Problem statement ▸ In the listing below, count each line containing "выплаты" and answer with the count only.

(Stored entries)
==*==

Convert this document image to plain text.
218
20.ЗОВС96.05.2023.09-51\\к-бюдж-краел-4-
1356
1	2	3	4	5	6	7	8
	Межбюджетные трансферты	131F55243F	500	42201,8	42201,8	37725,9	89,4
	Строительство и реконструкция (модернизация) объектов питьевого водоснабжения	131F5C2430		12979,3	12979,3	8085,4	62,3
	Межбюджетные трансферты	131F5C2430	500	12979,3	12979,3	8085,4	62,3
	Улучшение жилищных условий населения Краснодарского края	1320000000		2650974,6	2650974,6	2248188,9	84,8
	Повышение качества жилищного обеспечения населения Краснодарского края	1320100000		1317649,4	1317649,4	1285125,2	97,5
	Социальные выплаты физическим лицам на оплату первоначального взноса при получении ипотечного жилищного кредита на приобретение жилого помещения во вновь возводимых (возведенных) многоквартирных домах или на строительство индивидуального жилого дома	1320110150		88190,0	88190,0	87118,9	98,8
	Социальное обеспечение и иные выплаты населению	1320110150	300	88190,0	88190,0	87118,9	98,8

==*==

Answer to the problem ▸ 2